Lines that hold the string "Объем" are to be counted; give only their number.

(Part of a data file)
┏━━

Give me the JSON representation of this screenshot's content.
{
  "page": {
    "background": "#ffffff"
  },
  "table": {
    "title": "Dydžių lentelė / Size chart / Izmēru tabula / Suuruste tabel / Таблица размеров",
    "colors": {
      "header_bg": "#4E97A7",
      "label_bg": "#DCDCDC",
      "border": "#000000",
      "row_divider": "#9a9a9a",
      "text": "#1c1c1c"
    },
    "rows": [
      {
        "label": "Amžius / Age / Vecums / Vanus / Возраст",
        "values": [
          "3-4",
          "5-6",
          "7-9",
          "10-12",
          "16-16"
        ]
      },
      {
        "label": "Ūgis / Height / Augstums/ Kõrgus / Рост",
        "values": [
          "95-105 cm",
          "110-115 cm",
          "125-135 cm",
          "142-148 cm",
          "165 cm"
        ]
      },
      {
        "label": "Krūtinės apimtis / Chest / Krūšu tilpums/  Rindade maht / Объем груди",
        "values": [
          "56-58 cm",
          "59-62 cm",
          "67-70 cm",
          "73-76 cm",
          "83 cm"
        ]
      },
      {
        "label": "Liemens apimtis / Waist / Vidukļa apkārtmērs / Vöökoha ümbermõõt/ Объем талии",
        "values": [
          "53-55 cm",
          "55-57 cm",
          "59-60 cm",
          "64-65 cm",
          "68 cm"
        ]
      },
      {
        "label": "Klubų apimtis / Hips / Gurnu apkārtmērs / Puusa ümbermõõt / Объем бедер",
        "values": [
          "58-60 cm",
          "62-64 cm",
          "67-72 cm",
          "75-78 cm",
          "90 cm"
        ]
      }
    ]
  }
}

┗━━
┏━━

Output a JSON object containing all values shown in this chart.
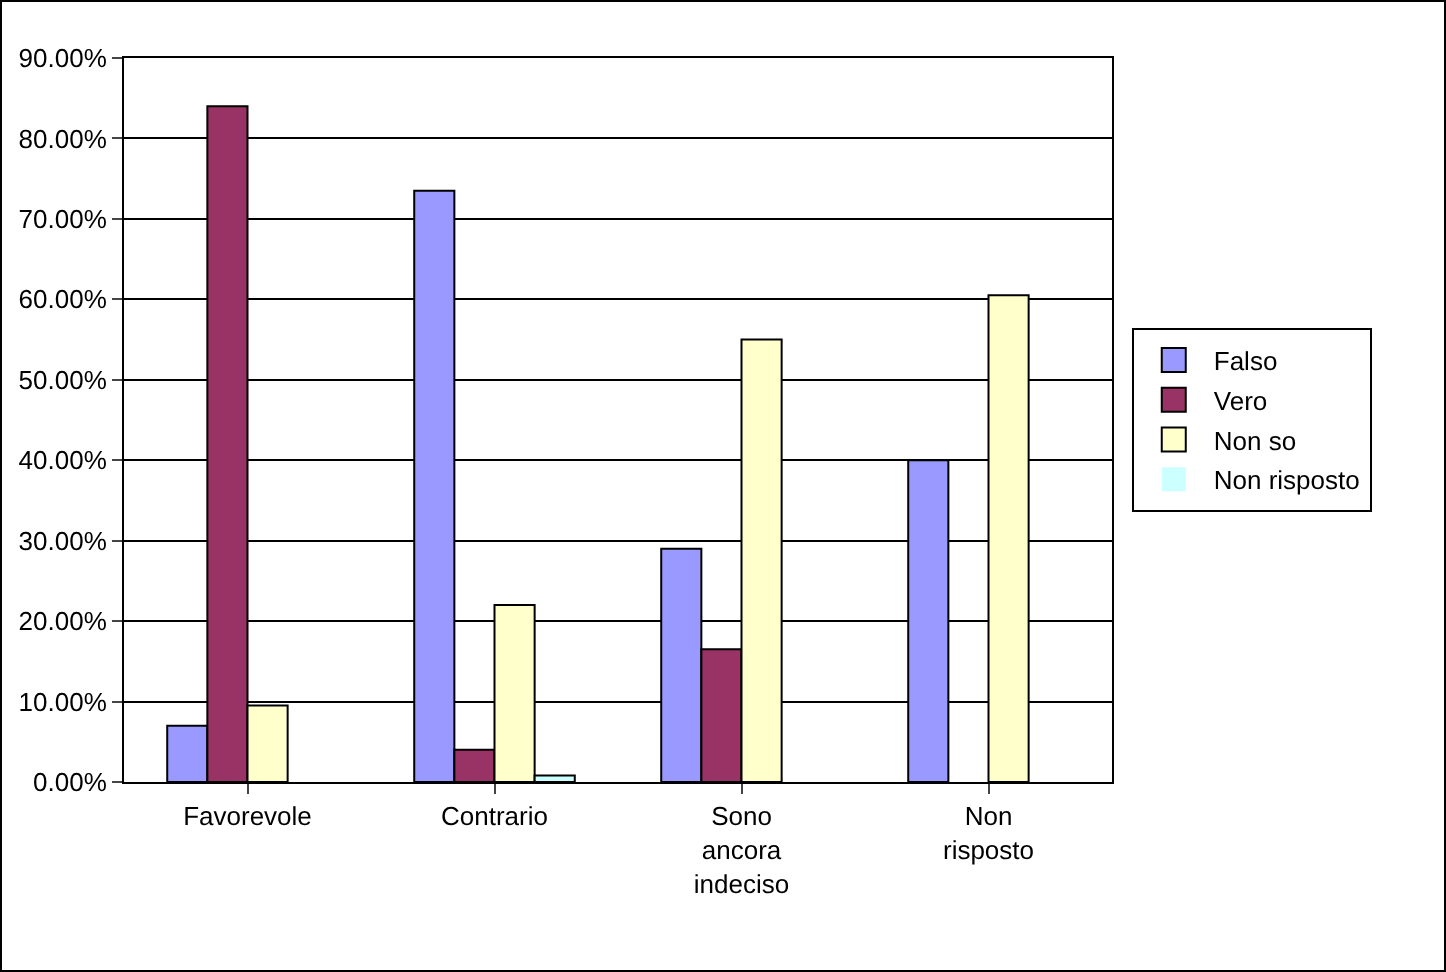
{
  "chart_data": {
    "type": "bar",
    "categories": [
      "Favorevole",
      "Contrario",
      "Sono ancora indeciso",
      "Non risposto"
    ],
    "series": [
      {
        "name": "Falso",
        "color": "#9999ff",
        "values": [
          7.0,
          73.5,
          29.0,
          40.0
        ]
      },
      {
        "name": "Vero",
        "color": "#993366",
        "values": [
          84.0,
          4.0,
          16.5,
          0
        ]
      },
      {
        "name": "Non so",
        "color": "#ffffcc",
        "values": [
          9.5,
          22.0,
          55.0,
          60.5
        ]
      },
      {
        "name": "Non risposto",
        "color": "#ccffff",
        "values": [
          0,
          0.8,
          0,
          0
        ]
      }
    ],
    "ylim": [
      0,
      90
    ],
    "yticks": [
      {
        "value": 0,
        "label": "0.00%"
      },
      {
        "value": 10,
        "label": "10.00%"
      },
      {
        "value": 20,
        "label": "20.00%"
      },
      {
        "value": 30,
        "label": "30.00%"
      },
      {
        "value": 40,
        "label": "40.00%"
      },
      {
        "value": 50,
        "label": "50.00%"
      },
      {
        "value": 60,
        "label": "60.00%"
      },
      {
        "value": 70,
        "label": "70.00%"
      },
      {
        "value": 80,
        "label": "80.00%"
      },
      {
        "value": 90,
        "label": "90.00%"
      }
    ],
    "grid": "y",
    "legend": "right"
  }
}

┗━━
┏━━

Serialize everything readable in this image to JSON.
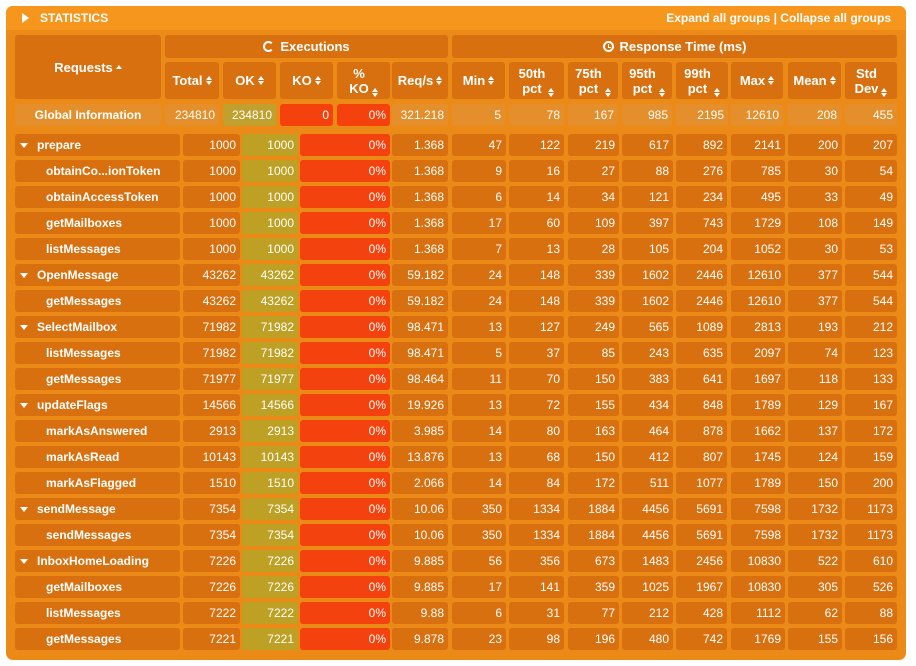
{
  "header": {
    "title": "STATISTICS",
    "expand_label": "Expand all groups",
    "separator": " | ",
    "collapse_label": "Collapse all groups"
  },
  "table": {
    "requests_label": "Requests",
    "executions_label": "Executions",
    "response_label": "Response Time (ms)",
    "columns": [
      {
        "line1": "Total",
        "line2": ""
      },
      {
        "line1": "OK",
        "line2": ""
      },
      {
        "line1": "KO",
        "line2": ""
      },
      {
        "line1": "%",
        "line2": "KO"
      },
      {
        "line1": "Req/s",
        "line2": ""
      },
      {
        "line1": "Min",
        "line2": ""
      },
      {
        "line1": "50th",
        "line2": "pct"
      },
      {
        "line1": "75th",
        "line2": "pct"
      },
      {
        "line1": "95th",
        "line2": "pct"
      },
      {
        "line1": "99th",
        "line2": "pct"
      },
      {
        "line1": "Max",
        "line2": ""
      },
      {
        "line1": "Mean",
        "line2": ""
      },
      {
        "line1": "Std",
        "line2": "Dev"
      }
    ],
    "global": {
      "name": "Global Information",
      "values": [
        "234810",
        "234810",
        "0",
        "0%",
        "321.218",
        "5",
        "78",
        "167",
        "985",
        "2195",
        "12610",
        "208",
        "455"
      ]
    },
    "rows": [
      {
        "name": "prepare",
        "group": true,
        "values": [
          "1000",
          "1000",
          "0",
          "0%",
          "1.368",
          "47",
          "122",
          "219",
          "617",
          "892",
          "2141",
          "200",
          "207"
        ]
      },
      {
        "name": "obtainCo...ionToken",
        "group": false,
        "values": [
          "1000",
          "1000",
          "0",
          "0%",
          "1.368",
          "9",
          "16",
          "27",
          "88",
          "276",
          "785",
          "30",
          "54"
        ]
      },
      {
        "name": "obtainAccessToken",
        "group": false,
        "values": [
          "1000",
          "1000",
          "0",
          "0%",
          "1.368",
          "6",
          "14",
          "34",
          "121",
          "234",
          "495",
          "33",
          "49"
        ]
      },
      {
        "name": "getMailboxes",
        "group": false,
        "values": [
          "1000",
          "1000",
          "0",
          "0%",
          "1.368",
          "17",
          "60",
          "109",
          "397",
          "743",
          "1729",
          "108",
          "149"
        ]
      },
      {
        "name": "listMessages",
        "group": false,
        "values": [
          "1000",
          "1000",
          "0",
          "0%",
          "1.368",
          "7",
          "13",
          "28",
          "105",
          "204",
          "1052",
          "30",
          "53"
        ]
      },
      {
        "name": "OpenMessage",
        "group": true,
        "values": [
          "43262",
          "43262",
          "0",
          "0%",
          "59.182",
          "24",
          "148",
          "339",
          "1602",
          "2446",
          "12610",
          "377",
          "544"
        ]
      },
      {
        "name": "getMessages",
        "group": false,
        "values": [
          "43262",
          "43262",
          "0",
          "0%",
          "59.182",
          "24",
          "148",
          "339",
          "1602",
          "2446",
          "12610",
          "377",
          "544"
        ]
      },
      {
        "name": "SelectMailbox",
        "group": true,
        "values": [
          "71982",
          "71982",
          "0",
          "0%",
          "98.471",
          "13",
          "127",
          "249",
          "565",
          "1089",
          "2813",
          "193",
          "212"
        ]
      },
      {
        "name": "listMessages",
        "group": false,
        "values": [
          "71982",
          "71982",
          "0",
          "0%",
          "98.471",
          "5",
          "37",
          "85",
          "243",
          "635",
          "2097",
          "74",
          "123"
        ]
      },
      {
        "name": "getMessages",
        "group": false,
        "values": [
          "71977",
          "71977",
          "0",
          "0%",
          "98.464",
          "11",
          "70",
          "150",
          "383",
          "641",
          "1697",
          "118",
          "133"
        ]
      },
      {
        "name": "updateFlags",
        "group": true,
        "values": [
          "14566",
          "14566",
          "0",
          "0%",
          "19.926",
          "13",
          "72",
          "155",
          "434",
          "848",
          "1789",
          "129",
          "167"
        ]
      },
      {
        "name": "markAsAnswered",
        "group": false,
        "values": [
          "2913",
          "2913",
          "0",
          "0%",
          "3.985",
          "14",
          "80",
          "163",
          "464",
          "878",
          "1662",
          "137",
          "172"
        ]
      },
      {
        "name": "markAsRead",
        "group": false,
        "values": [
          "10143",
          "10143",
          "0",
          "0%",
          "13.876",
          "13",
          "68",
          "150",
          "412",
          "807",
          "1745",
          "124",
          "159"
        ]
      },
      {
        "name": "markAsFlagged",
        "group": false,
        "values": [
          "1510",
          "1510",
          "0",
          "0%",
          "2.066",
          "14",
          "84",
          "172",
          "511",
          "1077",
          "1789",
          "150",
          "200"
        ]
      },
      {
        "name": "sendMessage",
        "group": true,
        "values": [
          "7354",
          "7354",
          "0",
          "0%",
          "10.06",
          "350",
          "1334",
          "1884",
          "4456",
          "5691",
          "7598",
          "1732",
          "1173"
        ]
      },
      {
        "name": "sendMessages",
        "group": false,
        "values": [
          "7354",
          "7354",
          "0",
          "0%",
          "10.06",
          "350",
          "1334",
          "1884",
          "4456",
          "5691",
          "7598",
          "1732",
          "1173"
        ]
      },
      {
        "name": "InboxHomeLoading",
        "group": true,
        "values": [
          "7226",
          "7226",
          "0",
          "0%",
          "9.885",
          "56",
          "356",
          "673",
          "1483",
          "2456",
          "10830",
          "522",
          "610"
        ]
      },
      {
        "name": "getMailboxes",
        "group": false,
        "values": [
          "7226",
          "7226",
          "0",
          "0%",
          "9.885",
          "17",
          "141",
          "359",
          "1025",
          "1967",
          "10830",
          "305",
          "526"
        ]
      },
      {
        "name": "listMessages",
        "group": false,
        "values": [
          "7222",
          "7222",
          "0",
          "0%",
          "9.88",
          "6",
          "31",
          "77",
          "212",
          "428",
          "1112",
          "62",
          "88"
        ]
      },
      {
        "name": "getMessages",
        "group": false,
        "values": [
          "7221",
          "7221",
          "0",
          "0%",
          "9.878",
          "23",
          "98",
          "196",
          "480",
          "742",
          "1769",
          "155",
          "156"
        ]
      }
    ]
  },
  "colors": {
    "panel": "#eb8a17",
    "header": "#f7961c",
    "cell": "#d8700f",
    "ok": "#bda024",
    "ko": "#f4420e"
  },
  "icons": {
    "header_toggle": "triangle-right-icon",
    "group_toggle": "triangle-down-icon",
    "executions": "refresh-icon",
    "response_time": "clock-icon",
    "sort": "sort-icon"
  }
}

┗━━

ANSWER FOR THIS EXERCISE: 3